**Task data:**
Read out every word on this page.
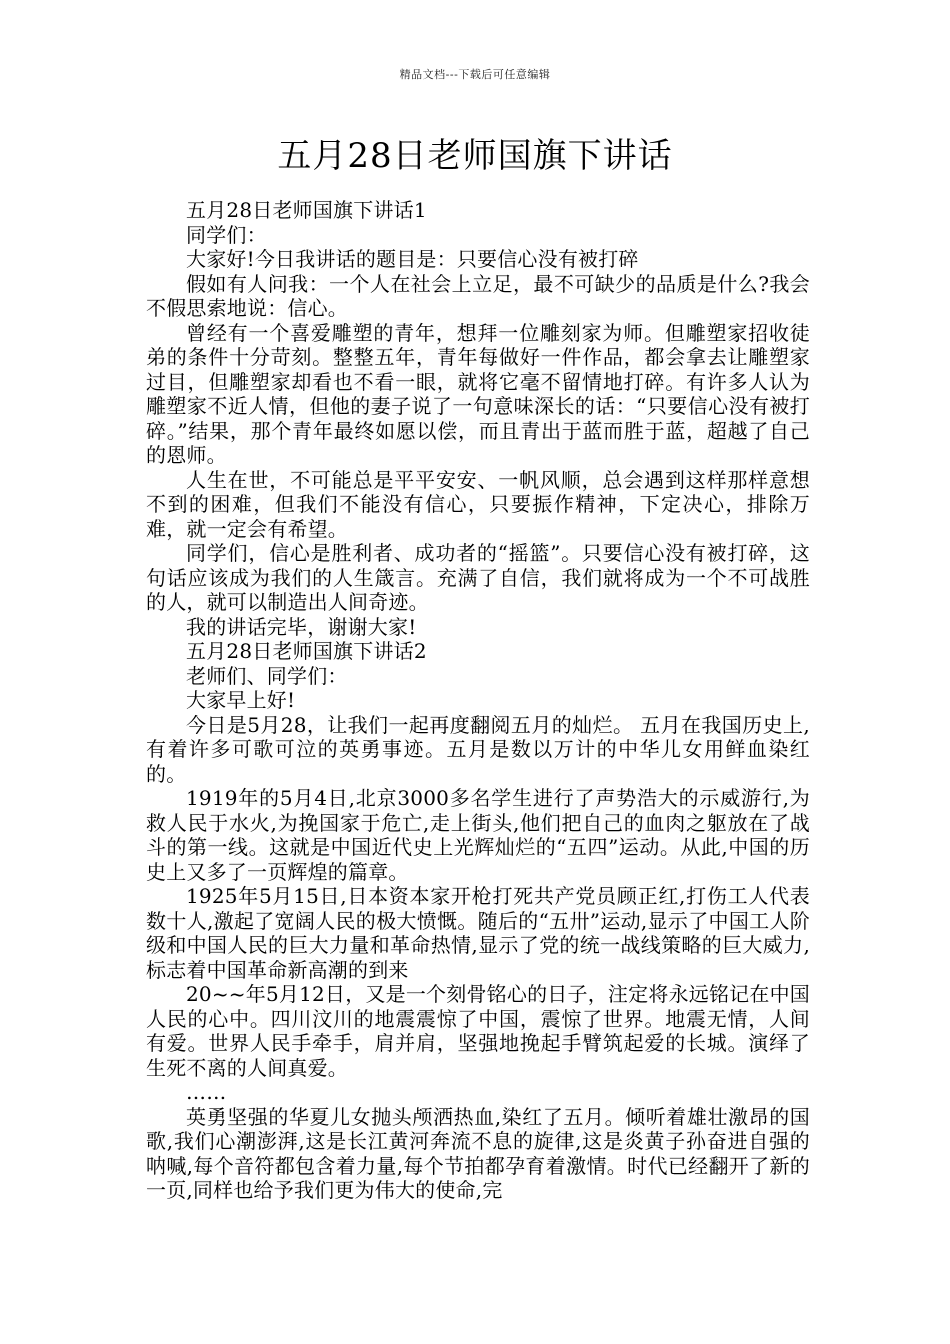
精品文档---下载后可任意编辑
五月28日老师国旗下讲话

五月28日老师国旗下讲话1

同学们：

大家好!今日我讲话的题目是：只要信心没有被打碎

假如有人问我：一个人在社会上立足，最不可缺少的品质是什么?我会不假思索地说：信心。

曾经有一个喜爱雕塑的青年，想拜一位雕刻家为师。但雕塑家招收徒弟的条件十分苛刻。整整五年，青年每做好一件作品，都会拿去让雕塑家过目，但雕塑家却看也不看一眼，就将它毫不留情地打碎。有许多人认为雕塑家不近人情，但他的妻子说了一句意味深长的话：“只要信心没有被打碎。”结果，那个青年最终如愿以偿，而且青出于蓝而胜于蓝，超越了自己的恩师。

人生在世，不可能总是平平安安、一帆风顺，总会遇到这样那样意想不到的困难，但我们不能没有信心，只要振作精神，下定决心，排除万难，就一定会有希望。

同学们，信心是胜利者、成功者的“摇篮”。只要信心没有被打碎，这句话应该成为我们的人生箴言。充满了自信，我们就将成为一个不可战胜的人，就可以制造出人间奇迹。

我的讲话完毕，谢谢大家!

五月28日老师国旗下讲话2

老师们、同学们：

大家早上好!

今日是5月28，让我们一起再度翻阅五月的灿烂。 五月在我国历史上,有着许多可歌可泣的英勇事迹。五月是数以万计的中华儿女用鲜血染红的。

1919年的5月4日,北京3000多名学生进行了声势浩大的示威游行,为救人民于水火,为挽国家于危亡,走上街头,他们把自己的血肉之躯放在了战斗的第一线。这就是中国近代史上光辉灿烂的“五四”运动。从此,中国的历史上又多了一页辉煌的篇章。

1925年5月15日,日本资本家开枪打死共产党员顾正红,打伤工人代表数十人,激起了宽阔人民的极大愤慨。随后的“五卅”运动,显示了中国工人阶级和中国人民的巨大力量和革命热情,显示了党的统一战线策略的巨大威力,标志着中国革命新高潮的到来

20~~年5月12日，又是一个刻骨铭心的日子，注定将永远铭记在中国人民的心中。四川汶川的地震震惊了中国，震惊了世界。地震无情，人间有爱。世界人民手牵手，肩并肩，坚强地挽起手臂筑起爱的长城。演绎了生死不离的人间真爱。

……

英勇坚强的华夏儿女抛头颅洒热血,染红了五月。倾听着雄壮激昂的国歌,我们心潮澎湃,这是长江黄河奔流不息的旋律,这是炎黄子孙奋进自强的呐喊,每个音符都包含着力量,每个节拍都孕育着激情。时代已经翻开了新的一页,同样也给予我们更为伟大的使命,完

**Work to be completed:**
Write out the listing above again, exactly, but with no pictures in the copy.

**Correct response:**
Read out every word on this page.
精品文档---下载后可任意编辑
五月28日老师国旗下讲话

五月28日老师国旗下讲话1

同学们：

大家好!今日我讲话的题目是：只要信心没有被打碎

假如有人问我：一个人在社会上立足，最不可缺少的品质是什么?我会不假思索地说：信心。

曾经有一个喜爱雕塑的青年，想拜一位雕刻家为师。但雕塑家招收徒弟的条件十分苛刻。整整五年，青年每做好一件作品，都会拿去让雕塑家过目，但雕塑家却看也不看一眼，就将它毫不留情地打碎。有许多人认为雕塑家不近人情，但他的妻子说了一句意味深长的话：“只要信心没有被打碎。”结果，那个青年最终如愿以偿，而且青出于蓝而胜于蓝，超越了自己的恩师。

人生在世，不可能总是平平安安、一帆风顺，总会遇到这样那样意想不到的困难，但我们不能没有信心，只要振作精神，下定决心，排除万难，就一定会有希望。

同学们，信心是胜利者、成功者的“摇篮”。只要信心没有被打碎，这句话应该成为我们的人生箴言。充满了自信，我们就将成为一个不可战胜的人，就可以制造出人间奇迹。

我的讲话完毕，谢谢大家!

五月28日老师国旗下讲话2

老师们、同学们：

大家早上好!

今日是5月28，让我们一起再度翻阅五月的灿烂。 五月在我国历史上,有着许多可歌可泣的英勇事迹。五月是数以万计的中华儿女用鲜血染红的。

1919年的5月4日,北京3000多名学生进行了声势浩大的示威游行,为救人民于水火,为挽国家于危亡,走上街头,他们把自己的血肉之躯放在了战斗的第一线。这就是中国近代史上光辉灿烂的“五四”运动。从此,中国的历史上又多了一页辉煌的篇章。

1925年5月15日,日本资本家开枪打死共产党员顾正红,打伤工人代表数十人,激起了宽阔人民的极大愤慨。随后的“五卅”运动,显示了中国工人阶级和中国人民的巨大力量和革命热情,显示了党的统一战线策略的巨大威力,标志着中国革命新高潮的到来

20~~年5月12日，又是一个刻骨铭心的日子，注定将永远铭记在中国人民的心中。四川汶川的地震震惊了中国，震惊了世界。地震无情，人间有爱。世界人民手牵手，肩并肩，坚强地挽起手臂筑起爱的长城。演绎了生死不离的人间真爱。

……

英勇坚强的华夏儿女抛头颅洒热血,染红了五月。倾听着雄壮激昂的国歌,我们心潮澎湃,这是长江黄河奔流不息的旋律,这是炎黄子孙奋进自强的呐喊,每个音符都包含着力量,每个节拍都孕育着激情。时代已经翻开了新的一页,同样也给予我们更为伟大的使命,完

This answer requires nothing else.